WRITTEN PROBLEM: Reproduce the data verbatim, from its first line through the line that contains "label Inflatable Restraint Front End Sensor Left", both ends included.

RECORDS PROVIDED:

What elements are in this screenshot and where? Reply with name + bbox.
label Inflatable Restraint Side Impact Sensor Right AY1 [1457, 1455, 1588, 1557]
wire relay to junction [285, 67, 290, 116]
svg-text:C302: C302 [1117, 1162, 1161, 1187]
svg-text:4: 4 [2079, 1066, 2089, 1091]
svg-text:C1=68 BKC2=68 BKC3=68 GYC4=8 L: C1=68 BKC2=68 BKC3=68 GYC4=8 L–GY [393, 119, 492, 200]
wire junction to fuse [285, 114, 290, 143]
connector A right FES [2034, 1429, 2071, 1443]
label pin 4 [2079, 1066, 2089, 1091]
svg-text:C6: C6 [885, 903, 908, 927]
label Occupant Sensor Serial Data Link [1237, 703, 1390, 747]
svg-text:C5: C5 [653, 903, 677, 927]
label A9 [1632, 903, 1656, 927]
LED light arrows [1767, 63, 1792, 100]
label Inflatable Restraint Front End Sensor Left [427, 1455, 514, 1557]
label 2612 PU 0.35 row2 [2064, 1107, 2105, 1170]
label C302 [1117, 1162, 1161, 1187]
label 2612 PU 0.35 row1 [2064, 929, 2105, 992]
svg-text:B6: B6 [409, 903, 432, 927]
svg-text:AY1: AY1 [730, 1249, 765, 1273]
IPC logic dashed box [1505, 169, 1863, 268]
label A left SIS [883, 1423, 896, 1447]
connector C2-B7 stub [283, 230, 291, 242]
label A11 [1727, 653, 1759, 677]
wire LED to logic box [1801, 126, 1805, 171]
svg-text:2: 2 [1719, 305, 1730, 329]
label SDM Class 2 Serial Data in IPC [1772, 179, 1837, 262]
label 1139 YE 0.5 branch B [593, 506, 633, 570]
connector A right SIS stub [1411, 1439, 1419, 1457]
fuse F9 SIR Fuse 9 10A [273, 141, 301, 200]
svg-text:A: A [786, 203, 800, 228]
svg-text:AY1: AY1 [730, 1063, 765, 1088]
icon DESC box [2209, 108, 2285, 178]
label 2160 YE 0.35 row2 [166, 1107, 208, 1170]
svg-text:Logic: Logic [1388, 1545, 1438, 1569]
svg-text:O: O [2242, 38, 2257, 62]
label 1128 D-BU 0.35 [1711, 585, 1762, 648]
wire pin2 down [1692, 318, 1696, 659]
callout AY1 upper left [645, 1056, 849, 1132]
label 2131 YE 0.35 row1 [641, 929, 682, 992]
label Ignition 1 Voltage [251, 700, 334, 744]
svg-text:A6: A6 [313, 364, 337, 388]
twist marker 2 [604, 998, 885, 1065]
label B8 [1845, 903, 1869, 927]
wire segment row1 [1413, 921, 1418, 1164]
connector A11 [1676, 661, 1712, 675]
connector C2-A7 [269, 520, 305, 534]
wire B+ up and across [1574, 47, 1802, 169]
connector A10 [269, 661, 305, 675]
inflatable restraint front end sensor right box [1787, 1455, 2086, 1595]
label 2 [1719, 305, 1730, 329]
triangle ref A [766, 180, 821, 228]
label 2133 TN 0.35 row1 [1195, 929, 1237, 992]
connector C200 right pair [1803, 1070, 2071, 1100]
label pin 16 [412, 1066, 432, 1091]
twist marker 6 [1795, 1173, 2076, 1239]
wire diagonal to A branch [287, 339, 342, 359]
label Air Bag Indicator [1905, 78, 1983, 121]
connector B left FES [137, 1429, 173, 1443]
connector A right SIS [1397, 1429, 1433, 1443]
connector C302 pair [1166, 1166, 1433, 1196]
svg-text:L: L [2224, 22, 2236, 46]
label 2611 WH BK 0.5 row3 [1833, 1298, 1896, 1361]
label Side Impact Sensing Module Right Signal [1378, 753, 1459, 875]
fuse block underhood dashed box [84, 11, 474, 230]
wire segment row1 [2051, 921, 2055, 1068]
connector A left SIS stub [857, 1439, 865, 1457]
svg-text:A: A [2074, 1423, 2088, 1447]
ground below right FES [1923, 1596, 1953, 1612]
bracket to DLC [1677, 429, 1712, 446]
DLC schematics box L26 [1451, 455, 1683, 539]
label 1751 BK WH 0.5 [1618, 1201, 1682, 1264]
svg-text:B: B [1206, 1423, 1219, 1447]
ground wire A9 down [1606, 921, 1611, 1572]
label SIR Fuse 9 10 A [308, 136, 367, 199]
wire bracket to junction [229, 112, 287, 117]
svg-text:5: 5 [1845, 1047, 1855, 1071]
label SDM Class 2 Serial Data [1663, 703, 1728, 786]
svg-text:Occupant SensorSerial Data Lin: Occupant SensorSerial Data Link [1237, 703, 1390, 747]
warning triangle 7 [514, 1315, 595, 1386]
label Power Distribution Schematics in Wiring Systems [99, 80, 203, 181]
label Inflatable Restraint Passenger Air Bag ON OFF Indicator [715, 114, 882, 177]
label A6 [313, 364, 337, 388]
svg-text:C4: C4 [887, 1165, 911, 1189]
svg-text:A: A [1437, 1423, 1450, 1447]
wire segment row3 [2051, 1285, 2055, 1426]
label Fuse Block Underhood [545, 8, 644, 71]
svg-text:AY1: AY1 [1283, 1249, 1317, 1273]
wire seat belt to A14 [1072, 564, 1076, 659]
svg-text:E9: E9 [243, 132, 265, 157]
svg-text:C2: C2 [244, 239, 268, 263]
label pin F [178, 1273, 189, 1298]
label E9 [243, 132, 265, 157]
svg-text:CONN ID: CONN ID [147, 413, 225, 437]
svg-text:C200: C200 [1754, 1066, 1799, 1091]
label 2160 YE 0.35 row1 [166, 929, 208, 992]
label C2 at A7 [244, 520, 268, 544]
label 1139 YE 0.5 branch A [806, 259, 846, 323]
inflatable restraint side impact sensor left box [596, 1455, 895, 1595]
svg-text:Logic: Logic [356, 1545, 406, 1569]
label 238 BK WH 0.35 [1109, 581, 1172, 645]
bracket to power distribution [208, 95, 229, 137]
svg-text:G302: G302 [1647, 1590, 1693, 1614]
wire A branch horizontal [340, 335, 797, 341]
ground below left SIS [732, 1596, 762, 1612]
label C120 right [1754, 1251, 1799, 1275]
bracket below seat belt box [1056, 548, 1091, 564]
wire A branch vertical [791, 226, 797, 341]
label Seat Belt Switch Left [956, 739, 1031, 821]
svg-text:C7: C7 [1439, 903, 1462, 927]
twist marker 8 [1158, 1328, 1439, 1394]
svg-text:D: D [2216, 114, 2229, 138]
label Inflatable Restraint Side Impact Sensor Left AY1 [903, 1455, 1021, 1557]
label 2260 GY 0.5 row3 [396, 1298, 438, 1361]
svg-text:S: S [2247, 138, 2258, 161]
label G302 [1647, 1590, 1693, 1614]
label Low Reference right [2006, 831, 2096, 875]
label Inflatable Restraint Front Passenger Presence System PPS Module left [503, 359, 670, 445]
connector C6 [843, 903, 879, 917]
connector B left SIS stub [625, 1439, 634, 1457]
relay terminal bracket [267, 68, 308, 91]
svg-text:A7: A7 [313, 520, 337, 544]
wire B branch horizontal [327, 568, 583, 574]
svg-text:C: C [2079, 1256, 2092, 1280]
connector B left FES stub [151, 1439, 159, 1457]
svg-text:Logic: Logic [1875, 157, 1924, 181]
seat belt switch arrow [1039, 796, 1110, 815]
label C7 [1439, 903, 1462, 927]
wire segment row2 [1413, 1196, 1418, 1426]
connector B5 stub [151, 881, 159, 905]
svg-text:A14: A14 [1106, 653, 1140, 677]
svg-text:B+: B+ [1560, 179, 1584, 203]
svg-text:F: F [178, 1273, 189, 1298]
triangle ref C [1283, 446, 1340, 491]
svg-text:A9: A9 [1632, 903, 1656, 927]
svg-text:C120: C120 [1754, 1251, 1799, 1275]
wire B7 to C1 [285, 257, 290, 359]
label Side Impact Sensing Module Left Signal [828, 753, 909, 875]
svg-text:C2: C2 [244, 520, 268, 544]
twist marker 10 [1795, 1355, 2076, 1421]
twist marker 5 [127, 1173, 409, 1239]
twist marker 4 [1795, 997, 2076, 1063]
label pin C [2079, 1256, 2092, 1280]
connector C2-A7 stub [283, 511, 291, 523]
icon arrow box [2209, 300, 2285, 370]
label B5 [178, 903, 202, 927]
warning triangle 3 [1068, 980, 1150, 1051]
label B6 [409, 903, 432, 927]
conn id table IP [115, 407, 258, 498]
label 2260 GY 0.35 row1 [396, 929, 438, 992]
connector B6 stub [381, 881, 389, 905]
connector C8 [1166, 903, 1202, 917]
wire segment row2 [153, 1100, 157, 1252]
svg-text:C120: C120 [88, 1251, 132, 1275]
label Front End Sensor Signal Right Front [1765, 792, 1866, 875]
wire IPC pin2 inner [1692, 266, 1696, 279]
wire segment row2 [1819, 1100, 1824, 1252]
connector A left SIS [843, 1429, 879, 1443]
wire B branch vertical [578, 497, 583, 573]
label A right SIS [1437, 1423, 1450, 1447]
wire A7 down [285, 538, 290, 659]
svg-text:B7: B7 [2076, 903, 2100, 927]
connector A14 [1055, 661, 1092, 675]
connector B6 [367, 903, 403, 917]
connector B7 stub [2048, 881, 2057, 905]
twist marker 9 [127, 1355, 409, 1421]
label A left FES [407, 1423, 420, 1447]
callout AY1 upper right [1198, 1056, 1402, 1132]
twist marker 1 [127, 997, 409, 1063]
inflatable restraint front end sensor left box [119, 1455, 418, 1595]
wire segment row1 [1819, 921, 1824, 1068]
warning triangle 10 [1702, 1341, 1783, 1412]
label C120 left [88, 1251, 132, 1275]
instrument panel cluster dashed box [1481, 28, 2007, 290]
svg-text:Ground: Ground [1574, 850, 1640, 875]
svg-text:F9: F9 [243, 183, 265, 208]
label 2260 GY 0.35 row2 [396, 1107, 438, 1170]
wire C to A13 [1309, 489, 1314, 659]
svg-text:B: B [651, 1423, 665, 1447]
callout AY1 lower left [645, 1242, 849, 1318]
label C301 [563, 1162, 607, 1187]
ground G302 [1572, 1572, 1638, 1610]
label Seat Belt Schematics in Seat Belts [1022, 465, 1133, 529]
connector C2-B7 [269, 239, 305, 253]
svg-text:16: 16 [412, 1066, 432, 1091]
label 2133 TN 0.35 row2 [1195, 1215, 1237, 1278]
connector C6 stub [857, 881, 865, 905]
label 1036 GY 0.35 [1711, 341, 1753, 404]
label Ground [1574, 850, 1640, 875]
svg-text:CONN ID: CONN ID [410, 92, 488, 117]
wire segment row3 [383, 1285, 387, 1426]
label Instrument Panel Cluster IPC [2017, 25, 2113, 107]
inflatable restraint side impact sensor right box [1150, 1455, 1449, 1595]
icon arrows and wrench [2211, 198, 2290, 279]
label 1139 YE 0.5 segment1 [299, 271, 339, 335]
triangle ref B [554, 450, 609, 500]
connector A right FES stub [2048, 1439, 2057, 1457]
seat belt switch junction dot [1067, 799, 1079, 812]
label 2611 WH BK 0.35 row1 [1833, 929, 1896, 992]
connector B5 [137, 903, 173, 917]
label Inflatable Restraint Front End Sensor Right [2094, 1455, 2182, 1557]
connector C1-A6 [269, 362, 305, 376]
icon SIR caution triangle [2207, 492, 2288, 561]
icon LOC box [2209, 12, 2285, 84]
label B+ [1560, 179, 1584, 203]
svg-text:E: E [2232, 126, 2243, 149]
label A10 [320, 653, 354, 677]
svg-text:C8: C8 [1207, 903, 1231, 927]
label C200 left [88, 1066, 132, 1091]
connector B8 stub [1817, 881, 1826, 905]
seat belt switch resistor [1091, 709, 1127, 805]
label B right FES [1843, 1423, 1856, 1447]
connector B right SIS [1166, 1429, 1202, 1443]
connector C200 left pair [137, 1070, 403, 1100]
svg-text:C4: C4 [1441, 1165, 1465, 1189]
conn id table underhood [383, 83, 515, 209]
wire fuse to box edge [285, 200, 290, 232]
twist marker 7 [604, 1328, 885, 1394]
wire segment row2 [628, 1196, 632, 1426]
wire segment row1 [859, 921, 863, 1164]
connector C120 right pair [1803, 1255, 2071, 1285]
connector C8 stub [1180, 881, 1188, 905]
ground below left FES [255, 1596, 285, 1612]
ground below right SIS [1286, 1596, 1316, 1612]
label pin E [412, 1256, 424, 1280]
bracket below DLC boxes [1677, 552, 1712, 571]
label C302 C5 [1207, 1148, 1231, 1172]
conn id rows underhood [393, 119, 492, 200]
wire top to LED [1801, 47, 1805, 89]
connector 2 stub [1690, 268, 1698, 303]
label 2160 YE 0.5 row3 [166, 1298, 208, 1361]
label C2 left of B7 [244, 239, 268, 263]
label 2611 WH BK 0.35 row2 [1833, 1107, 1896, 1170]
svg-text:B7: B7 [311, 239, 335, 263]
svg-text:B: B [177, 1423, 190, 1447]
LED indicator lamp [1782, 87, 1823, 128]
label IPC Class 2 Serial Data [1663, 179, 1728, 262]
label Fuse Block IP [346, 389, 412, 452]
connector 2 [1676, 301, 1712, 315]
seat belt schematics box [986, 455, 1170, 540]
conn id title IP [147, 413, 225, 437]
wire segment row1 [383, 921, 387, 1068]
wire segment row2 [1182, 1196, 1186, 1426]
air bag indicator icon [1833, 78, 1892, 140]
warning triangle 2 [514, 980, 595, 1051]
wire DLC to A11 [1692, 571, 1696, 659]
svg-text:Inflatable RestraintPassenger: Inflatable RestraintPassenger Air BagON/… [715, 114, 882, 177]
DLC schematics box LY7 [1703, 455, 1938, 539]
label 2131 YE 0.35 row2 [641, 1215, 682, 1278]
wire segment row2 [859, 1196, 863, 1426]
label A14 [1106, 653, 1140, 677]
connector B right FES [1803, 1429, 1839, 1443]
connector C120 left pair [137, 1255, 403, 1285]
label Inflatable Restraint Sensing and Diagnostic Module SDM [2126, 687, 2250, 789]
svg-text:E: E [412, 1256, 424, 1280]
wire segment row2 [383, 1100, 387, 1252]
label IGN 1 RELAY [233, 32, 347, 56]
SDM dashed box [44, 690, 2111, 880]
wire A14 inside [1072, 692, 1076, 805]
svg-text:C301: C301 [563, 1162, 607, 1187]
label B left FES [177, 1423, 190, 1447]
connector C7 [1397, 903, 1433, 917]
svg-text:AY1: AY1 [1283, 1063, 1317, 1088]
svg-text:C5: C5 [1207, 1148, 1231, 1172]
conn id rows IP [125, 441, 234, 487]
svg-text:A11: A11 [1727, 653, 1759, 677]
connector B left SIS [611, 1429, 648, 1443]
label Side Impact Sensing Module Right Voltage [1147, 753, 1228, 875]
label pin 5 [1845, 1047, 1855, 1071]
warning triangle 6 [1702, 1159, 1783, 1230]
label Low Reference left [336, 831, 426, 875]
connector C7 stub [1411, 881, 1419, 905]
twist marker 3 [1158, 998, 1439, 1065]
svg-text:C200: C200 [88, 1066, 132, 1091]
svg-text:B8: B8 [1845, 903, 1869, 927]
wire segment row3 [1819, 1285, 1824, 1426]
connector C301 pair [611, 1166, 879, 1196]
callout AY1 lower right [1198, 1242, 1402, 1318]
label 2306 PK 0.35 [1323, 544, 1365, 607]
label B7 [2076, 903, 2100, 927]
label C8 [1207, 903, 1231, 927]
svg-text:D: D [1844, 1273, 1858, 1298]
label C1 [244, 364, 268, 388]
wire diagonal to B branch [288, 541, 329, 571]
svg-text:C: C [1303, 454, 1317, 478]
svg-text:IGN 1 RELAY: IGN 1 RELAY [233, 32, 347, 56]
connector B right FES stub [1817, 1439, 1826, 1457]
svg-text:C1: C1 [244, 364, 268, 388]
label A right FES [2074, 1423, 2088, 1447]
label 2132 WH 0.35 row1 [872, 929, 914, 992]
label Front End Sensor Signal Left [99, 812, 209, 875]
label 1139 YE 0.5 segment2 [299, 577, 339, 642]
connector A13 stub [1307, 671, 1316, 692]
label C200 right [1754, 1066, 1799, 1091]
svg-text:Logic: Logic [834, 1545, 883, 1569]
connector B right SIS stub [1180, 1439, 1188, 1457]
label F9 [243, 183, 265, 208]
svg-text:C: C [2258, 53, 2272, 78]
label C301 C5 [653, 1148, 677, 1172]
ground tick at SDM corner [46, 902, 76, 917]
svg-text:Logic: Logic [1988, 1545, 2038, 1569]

SOLUTION TO THE EXERCISE:
What elements are in this screenshot and where? Reply with name + bbox.
label Inflatable Restraint Side Impact Sensor Right AY1 [1457, 1455, 1588, 1557]
wire relay to junction [285, 67, 290, 116]
svg-text:C302: C302 [1117, 1162, 1161, 1187]
svg-text:4: 4 [2079, 1066, 2089, 1091]
svg-text:C1=68 BKC2=68 BKC3=68 GYC4=8 L: C1=68 BKC2=68 BKC3=68 GYC4=8 L–GY [393, 119, 492, 200]
wire junction to fuse [285, 114, 290, 143]
connector A right FES [2034, 1429, 2071, 1443]
label pin 4 [2079, 1066, 2089, 1091]
svg-text:C6: C6 [885, 903, 908, 927]
label Occupant Sensor Serial Data Link [1237, 703, 1390, 747]
svg-text:C5: C5 [653, 903, 677, 927]
label A9 [1632, 903, 1656, 927]
LED light arrows [1767, 63, 1792, 100]
label Inflatable Restraint Front End Sensor Left [427, 1455, 514, 1557]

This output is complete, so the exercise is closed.